Dataset records:
• • •
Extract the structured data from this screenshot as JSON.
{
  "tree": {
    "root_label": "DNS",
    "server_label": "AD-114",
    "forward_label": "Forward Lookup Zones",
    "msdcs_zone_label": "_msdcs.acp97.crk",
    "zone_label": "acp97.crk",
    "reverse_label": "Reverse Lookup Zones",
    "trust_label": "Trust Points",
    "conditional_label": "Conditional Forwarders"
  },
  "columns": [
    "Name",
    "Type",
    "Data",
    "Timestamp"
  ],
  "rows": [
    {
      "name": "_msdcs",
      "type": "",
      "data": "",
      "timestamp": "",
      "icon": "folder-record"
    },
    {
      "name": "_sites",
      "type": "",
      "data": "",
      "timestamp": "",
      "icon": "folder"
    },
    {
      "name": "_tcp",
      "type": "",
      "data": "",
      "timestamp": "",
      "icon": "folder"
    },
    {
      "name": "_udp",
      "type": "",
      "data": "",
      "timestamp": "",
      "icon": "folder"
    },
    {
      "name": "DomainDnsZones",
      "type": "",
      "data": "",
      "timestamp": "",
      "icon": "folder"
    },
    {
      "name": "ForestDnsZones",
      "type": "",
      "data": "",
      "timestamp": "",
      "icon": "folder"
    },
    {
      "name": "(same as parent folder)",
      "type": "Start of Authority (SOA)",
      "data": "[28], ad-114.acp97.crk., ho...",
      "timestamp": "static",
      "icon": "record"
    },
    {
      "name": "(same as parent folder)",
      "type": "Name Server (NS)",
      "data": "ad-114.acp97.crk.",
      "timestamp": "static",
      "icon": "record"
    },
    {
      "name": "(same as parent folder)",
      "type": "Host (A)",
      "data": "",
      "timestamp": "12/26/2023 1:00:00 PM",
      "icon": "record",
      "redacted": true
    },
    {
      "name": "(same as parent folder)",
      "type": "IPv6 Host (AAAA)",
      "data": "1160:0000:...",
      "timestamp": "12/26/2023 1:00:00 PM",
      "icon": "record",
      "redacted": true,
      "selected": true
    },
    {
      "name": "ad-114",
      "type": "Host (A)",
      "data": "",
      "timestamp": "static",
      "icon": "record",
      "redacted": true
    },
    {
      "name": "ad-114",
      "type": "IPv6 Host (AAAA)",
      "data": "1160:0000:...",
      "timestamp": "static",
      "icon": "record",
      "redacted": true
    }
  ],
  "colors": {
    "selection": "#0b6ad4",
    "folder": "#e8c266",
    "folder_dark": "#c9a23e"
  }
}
• • •
- **WORK INSTRUCTIONS**:
Set down all of the entries exactly, please.

- **RESPONSE TO THIS TASK**:
Extract the structured data from this screenshot as JSON.
{
  "tree": {
    "root_label": "DNS",
    "server_label": "AD-114",
    "forward_label": "Forward Lookup Zones",
    "msdcs_zone_label": "_msdcs.acp97.crk",
    "zone_label": "acp97.crk",
    "reverse_label": "Reverse Lookup Zones",
    "trust_label": "Trust Points",
    "conditional_label": "Conditional Forwarders"
  },
  "columns": [
    "Name",
    "Type",
    "Data",
    "Timestamp"
  ],
  "rows": [
    {
      "name": "_msdcs",
      "type": "",
      "data": "",
      "timestamp": "",
      "icon": "folder-record"
    },
    {
      "name": "_sites",
      "type": "",
      "data": "",
      "timestamp": "",
      "icon": "folder"
    },
    {
      "name": "_tcp",
      "type": "",
      "data": "",
      "timestamp": "",
      "icon": "folder"
    },
    {
      "name": "_udp",
      "type": "",
      "data": "",
      "timestamp": "",
      "icon": "folder"
    },
    {
      "name": "DomainDnsZones",
      "type": "",
      "data": "",
      "timestamp": "",
      "icon": "folder"
    },
    {
      "name": "ForestDnsZones",
      "type": "",
      "data": "",
      "timestamp": "",
      "icon": "folder"
    },
    {
      "name": "(same as parent folder)",
      "type": "Start of Authority (SOA)",
      "data": "[28], ad-114.acp97.crk., ho...",
      "timestamp": "static",
      "icon": "record"
    },
    {
      "name": "(same as parent folder)",
      "type": "Name Server (NS)",
      "data": "ad-114.acp97.crk.",
      "timestamp": "static",
      "icon": "record"
    },
    {
      "name": "(same as parent folder)",
      "type": "Host (A)",
      "data": "",
      "timestamp": "12/26/2023 1:00:00 PM",
      "icon": "record",
      "redacted": true
    },
    {
      "name": "(same as parent folder)",
      "type": "IPv6 Host (AAAA)",
      "data": "1160:0000:...",
      "timestamp": "12/26/2023 1:00:00 PM",
      "icon": "record",
      "redacted": true,
      "selected": true
    },
    {
      "name": "ad-114",
      "type": "Host (A)",
      "data": "",
      "timestamp": "static",
      "icon": "record",
      "redacted": true
    },
    {
      "name": "ad-114",
      "type": "IPv6 Host (AAAA)",
      "data": "1160:0000:...",
      "timestamp": "static",
      "icon": "record",
      "redacted": true
    }
  ],
  "colors": {
    "selection": "#0b6ad4",
    "folder": "#e8c266",
    "folder_dark": "#c9a23e"
  }
}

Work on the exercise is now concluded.